REQUIREMENTS: From the listing below, pull each line that includes "слова".

STORED ROWS:
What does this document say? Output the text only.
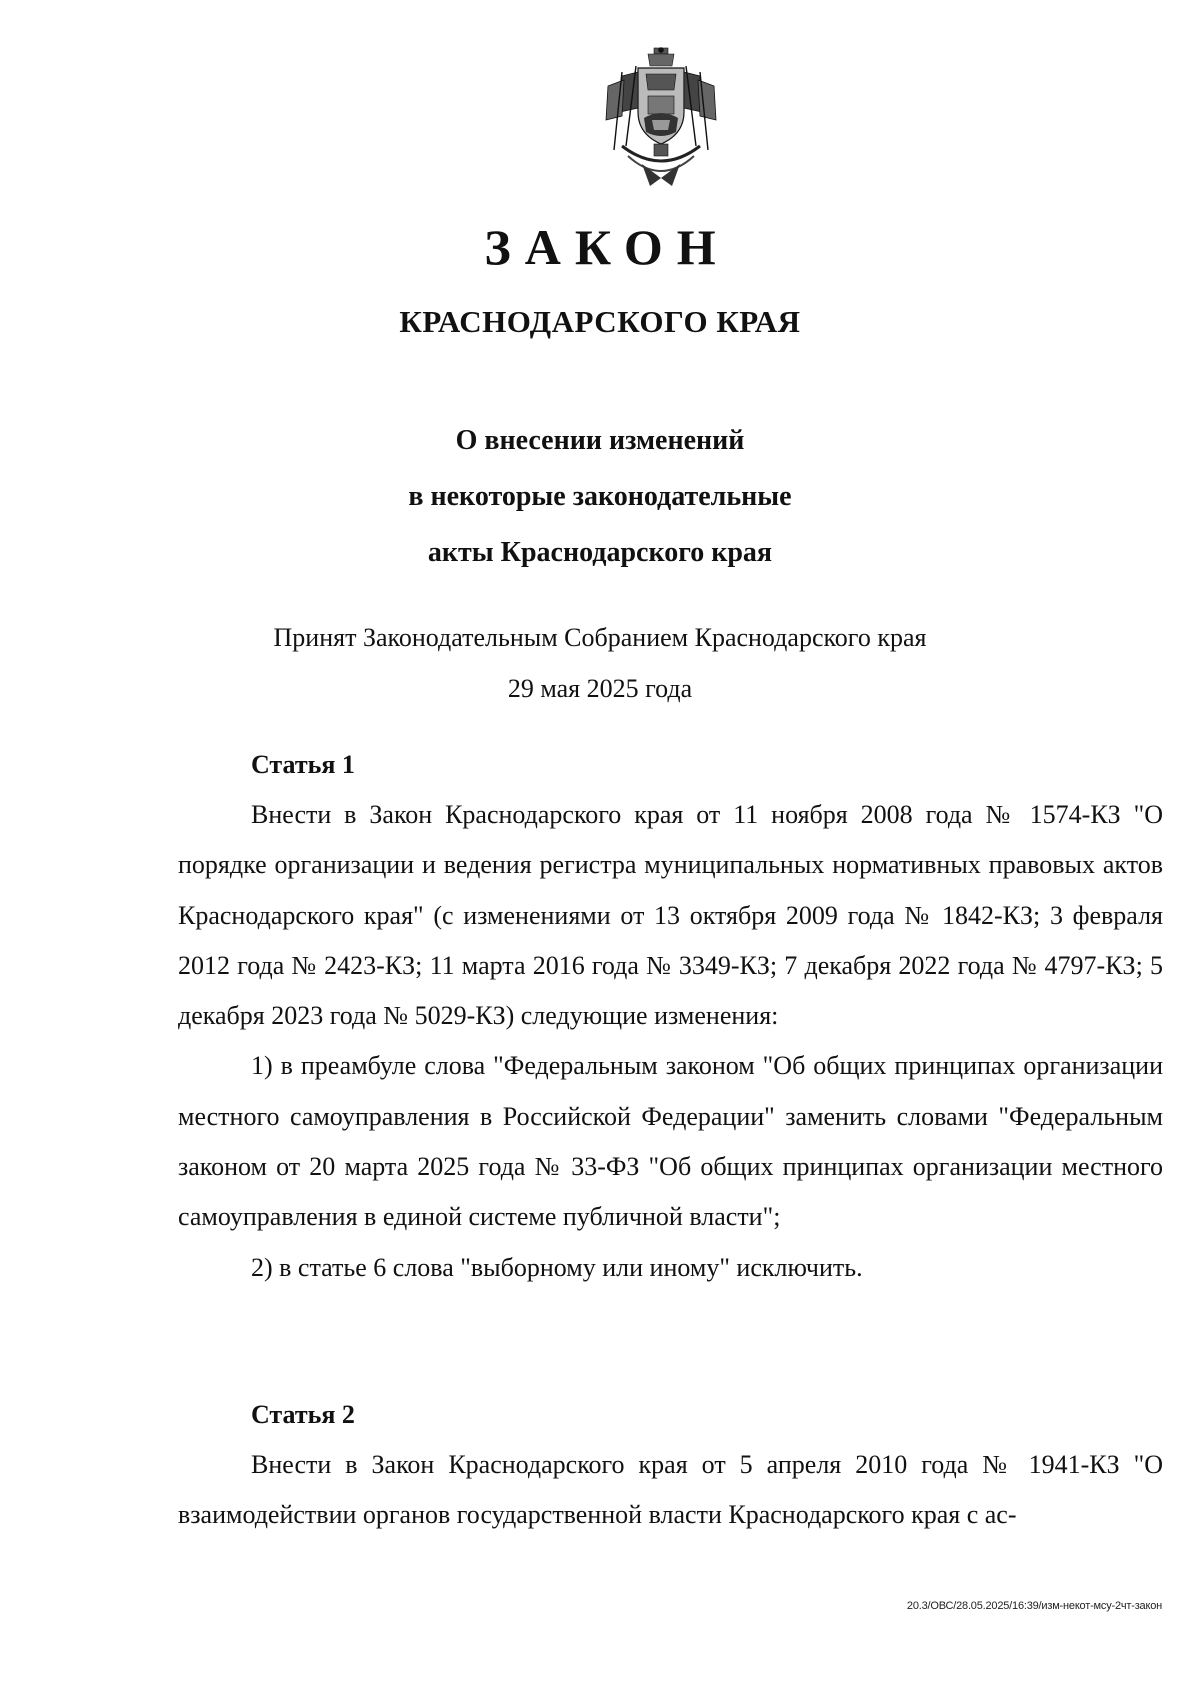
ЗАКОН
КРАСНОДАРСКОГО КРАЯ
О внесении изменений
в некоторые законодательные
акты Краснодарского края
Принят Законодательным Собранием Краснодарского края
29 мая 2025 года
Статья 1

Внести в Закон Краснодарского края от 11 ноября 2008 года № 1574-КЗ "О порядке организации и ведения регистра муниципальных нормативных правовых актов Краснодарского края" (с изменениями от 13 октября 2009 года № 1842-КЗ; 3 февраля 2012 года № 2423-КЗ; 11 марта 2016 года № 3349-КЗ; 7 декабря 2022 года № 4797-КЗ; 5 декабря 2023 года № 5029-КЗ) следующие изменения:

1) в преамбуле слова "Федеральным законом "Об общих принципах организации местного самоуправления в Российской Федерации" заменить словами "Федеральным законом от 20 марта 2025 года № 33-ФЗ "Об общих принципах организации местного самоуправления в единой системе публичной власти";

2) в статье 6 слова "выборному или иному" исключить.

Статья 2

Внести в Закон Краснодарского края от 5 апреля 2010 года № 1941-КЗ "О взаимодействии органов государственной власти Краснодарского края с ас-

20.3/ОВС/28.05.2025/16:39/изм-некот-мсу-2чт-закон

RESPONSE FOR THIS EXERCISE:
1) в преамбуле слова "Федеральным законом "Об общих принципах организации местного самоуправления в Российской Федерации" заменить словами "Федеральным законом от 20 марта 2025 года № 33-ФЗ "Об общих принципах организации местного самоуправления в единой системе публичной власти";
2) в статье 6 слова "выборному или иному" исключить.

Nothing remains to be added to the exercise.